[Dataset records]
------

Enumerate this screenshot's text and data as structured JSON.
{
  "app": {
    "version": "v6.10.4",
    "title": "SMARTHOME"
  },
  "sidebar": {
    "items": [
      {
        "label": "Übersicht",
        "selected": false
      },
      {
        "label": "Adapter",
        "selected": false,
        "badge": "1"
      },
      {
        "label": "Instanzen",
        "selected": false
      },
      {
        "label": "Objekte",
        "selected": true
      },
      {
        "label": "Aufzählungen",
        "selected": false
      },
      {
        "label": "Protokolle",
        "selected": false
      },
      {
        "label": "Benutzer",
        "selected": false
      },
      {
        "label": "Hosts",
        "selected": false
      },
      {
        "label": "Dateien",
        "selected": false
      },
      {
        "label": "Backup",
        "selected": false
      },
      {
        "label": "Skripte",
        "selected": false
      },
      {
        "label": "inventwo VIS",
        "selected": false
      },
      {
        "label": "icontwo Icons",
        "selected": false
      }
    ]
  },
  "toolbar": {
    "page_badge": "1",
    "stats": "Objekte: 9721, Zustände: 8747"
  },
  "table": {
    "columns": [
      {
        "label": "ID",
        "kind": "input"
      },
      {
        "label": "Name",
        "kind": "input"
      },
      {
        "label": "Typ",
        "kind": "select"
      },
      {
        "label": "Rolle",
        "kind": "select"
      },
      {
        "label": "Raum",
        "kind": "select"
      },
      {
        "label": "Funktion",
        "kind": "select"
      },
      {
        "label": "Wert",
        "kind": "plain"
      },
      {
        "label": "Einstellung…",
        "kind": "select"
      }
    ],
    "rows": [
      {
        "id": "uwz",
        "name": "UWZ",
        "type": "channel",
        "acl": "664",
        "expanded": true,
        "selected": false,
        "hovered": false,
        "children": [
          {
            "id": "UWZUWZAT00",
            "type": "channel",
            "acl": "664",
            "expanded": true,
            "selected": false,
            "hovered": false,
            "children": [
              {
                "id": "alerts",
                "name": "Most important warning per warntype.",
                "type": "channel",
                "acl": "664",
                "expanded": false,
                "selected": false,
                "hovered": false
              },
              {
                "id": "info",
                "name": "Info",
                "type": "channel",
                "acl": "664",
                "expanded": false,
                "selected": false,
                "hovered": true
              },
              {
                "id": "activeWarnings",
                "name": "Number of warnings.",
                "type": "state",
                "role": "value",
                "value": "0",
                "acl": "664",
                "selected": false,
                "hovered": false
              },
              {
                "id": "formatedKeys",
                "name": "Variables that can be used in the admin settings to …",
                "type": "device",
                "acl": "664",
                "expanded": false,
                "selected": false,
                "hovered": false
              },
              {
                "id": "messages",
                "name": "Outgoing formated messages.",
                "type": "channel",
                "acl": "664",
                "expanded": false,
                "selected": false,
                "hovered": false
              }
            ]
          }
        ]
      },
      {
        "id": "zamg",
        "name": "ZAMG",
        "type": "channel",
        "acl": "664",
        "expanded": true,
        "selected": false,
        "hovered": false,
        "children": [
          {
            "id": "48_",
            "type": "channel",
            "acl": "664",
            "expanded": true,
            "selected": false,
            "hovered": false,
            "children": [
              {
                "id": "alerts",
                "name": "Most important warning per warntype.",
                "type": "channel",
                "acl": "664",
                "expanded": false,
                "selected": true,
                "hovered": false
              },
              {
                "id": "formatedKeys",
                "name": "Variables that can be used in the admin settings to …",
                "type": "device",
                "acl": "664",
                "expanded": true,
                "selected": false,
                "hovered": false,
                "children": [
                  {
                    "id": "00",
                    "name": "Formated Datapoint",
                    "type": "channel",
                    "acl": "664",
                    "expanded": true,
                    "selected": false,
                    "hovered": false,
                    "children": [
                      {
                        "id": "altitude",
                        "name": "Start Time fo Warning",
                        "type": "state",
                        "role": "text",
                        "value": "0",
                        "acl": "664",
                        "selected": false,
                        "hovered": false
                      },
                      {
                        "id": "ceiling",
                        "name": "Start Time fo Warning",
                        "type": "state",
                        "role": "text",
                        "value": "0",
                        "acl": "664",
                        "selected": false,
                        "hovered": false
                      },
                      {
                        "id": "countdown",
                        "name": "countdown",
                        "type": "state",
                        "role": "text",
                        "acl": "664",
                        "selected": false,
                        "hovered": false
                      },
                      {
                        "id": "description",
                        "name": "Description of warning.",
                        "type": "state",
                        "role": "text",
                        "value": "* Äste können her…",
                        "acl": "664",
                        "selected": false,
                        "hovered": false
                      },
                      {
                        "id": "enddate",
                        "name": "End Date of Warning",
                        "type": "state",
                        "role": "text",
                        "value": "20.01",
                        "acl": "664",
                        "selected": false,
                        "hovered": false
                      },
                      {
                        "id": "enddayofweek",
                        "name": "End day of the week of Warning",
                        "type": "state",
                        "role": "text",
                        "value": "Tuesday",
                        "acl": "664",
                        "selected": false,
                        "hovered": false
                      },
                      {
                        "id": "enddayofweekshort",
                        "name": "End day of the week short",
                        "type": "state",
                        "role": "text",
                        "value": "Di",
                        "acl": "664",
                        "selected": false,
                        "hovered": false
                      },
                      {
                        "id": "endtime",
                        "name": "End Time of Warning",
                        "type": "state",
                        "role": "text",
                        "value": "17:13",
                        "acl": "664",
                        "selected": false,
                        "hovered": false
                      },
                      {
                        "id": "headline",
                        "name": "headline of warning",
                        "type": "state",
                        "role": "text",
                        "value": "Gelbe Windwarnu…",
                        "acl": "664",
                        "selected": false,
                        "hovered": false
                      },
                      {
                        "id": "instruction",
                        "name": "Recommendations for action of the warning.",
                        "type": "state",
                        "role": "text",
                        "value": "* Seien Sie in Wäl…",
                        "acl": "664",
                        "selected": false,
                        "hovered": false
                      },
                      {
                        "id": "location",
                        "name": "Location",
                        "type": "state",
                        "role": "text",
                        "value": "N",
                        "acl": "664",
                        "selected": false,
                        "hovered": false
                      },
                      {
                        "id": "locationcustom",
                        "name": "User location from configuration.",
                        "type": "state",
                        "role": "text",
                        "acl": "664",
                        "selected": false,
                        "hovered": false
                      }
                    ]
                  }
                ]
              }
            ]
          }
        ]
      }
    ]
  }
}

------

▶ [Task prompt]:
Reproduce the records in full, exactly as written.

▶ [The response]:
Enumerate this screenshot's text and data as structured JSON.
{
  "app": {
    "version": "v6.10.4",
    "title": "SMARTHOME"
  },
  "sidebar": {
    "items": [
      {
        "label": "Übersicht",
        "selected": false
      },
      {
        "label": "Adapter",
        "selected": false,
        "badge": "1"
      },
      {
        "label": "Instanzen",
        "selected": false
      },
      {
        "label": "Objekte",
        "selected": true
      },
      {
        "label": "Aufzählungen",
        "selected": false
      },
      {
        "label": "Protokolle",
        "selected": false
      },
      {
        "label": "Benutzer",
        "selected": false
      },
      {
        "label": "Hosts",
        "selected": false
      },
      {
        "label": "Dateien",
        "selected": false
      },
      {
        "label": "Backup",
        "selected": false
      },
      {
        "label": "Skripte",
        "selected": false
      },
      {
        "label": "inventwo VIS",
        "selected": false
      },
      {
        "label": "icontwo Icons",
        "selected": false
      }
    ]
  },
  "toolbar": {
    "page_badge": "1",
    "stats": "Objekte: 9721, Zustände: 8747"
  },
  "table": {
    "columns": [
      {
        "label": "ID",
        "kind": "input"
      },
      {
        "label": "Name",
        "kind": "input"
      },
      {
        "label": "Typ",
        "kind": "select"
      },
      {
        "label": "Rolle",
        "kind": "select"
      },
      {
        "label": "Raum",
        "kind": "select"
      },
      {
        "label": "Funktion",
        "kind": "select"
      },
      {
        "label": "Wert",
        "kind": "plain"
      },
      {
        "label": "Einstellung…",
        "kind": "select"
      }
    ],
    "rows": [
      {
        "id": "uwz",
        "name": "UWZ",
        "type": "channel",
        "acl": "664",
        "expanded": true,
        "selected": false,
        "hovered": false,
        "children": [
          {
            "id": "UWZUWZAT00",
            "type": "channel",
            "acl": "664",
            "expanded": true,
            "selected": false,
            "hovered": false,
            "children": [
              {
                "id": "alerts",
                "name": "Most important warning per warntype.",
                "type": "channel",
                "acl": "664",
                "expanded": false,
                "selected": false,
                "hovered": false
              },
              {
                "id": "info",
                "name": "Info",
                "type": "channel",
                "acl": "664",
                "expanded": false,
                "selected": false,
                "hovered": true
              },
              {
                "id": "activeWarnings",
                "name": "Number of warnings.",
                "type": "state",
                "role": "value",
                "value": "0",
                "acl": "664",
                "selected": false,
                "hovered": false
              },
              {
                "id": "formatedKeys",
                "name": "Variables that can be used in the admin settings to …",
                "type": "device",
                "acl": "664",
                "expanded": false,
                "selected": false,
                "hovered": false
              },
              {
                "id": "messages",
                "name": "Outgoing formated messages.",
                "type": "channel",
                "acl": "664",
                "expanded": false,
                "selected": false,
                "hovered": false
              }
            ]
          }
        ]
      },
      {
        "id": "zamg",
        "name": "ZAMG",
        "type": "channel",
        "acl": "664",
        "expanded": true,
        "selected": false,
        "hovered": false,
        "children": [
          {
            "id": "48_",
            "type": "channel",
            "acl": "664",
            "expanded": true,
            "selected": false,
            "hovered": false,
            "children": [
              {
                "id": "alerts",
                "name": "Most important warning per warntype.",
                "type": "channel",
                "acl": "664",
                "expanded": false,
                "selected": true,
                "hovered": false
              },
              {
                "id": "formatedKeys",
                "name": "Variables that can be used in the admin settings to …",
                "type": "device",
                "acl": "664",
                "expanded": true,
                "selected": false,
                "hovered": false,
                "children": [
                  {
                    "id": "00",
                    "name": "Formated Datapoint",
                    "type": "channel",
                    "acl": "664",
                    "expanded": true,
                    "selected": false,
                    "hovered": false,
                    "children": [
                      {
                        "id": "altitude",
                        "name": "Start Time fo Warning",
                        "type": "state",
                        "role": "text",
                        "value": "0",
                        "acl": "664",
                        "selected": false,
                        "hovered": false
                      },
                      {
                        "id": "ceiling",
                        "name": "Start Time fo Warning",
                        "type": "state",
                        "role": "text",
                        "value": "0",
                        "acl": "664",
                        "selected": false,
                        "hovered": false
                      },
                      {
                        "id": "countdown",
                        "name": "countdown",
                        "type": "state",
                        "role": "text",
                        "acl": "664",
                        "selected": false,
                        "hovered": false
                      },
                      {
                        "id": "description",
                        "name": "Description of warning.",
                        "type": "state",
                        "role": "text",
                        "value": "* Äste können her…",
                        "acl": "664",
                        "selected": false,
                        "hovered": false
                      },
                      {
                        "id": "enddate",
                        "name": "End Date of Warning",
                        "type": "state",
                        "role": "text",
                        "value": "20.01",
                        "acl": "664",
                        "selected": false,
                        "hovered": false
                      },
                      {
                        "id": "enddayofweek",
                        "name": "End day of the week of Warning",
                        "type": "state",
                        "role": "text",
                        "value": "Tuesday",
                        "acl": "664",
                        "selected": false,
                        "hovered": false
                      },
                      {
                        "id": "enddayofweekshort",
                        "name": "End day of the week short",
                        "type": "state",
                        "role": "text",
                        "value": "Di",
                        "acl": "664",
                        "selected": false,
                        "hovered": false
                      },
                      {
                        "id": "endtime",
                        "name": "End Time of Warning",
                        "type": "state",
                        "role": "text",
                        "value": "17:13",
                        "acl": "664",
                        "selected": false,
                        "hovered": false
                      },
                      {
                        "id": "headline",
                        "name": "headline of warning",
                        "type": "state",
                        "role": "text",
                        "value": "Gelbe Windwarnu…",
                        "acl": "664",
                        "selected": false,
                        "hovered": false
                      },
                      {
                        "id": "instruction",
                        "name": "Recommendations for action of the warning.",
                        "type": "state",
                        "role": "text",
                        "value": "* Seien Sie in Wäl…",
                        "acl": "664",
                        "selected": false,
                        "hovered": false
                      },
                      {
                        "id": "location",
                        "name": "Location",
                        "type": "state",
                        "role": "text",
                        "value": "N",
                        "acl": "664",
                        "selected": false,
                        "hovered": false
                      },
                      {
                        "id": "locationcustom",
                        "name": "User location from configuration.",
                        "type": "state",
                        "role": "text",
                        "acl": "664",
                        "selected": false,
                        "hovered": false
                      }
                    ]
                  }
                ]
              }
            ]
          }
        ]
      }
    ]
  }
}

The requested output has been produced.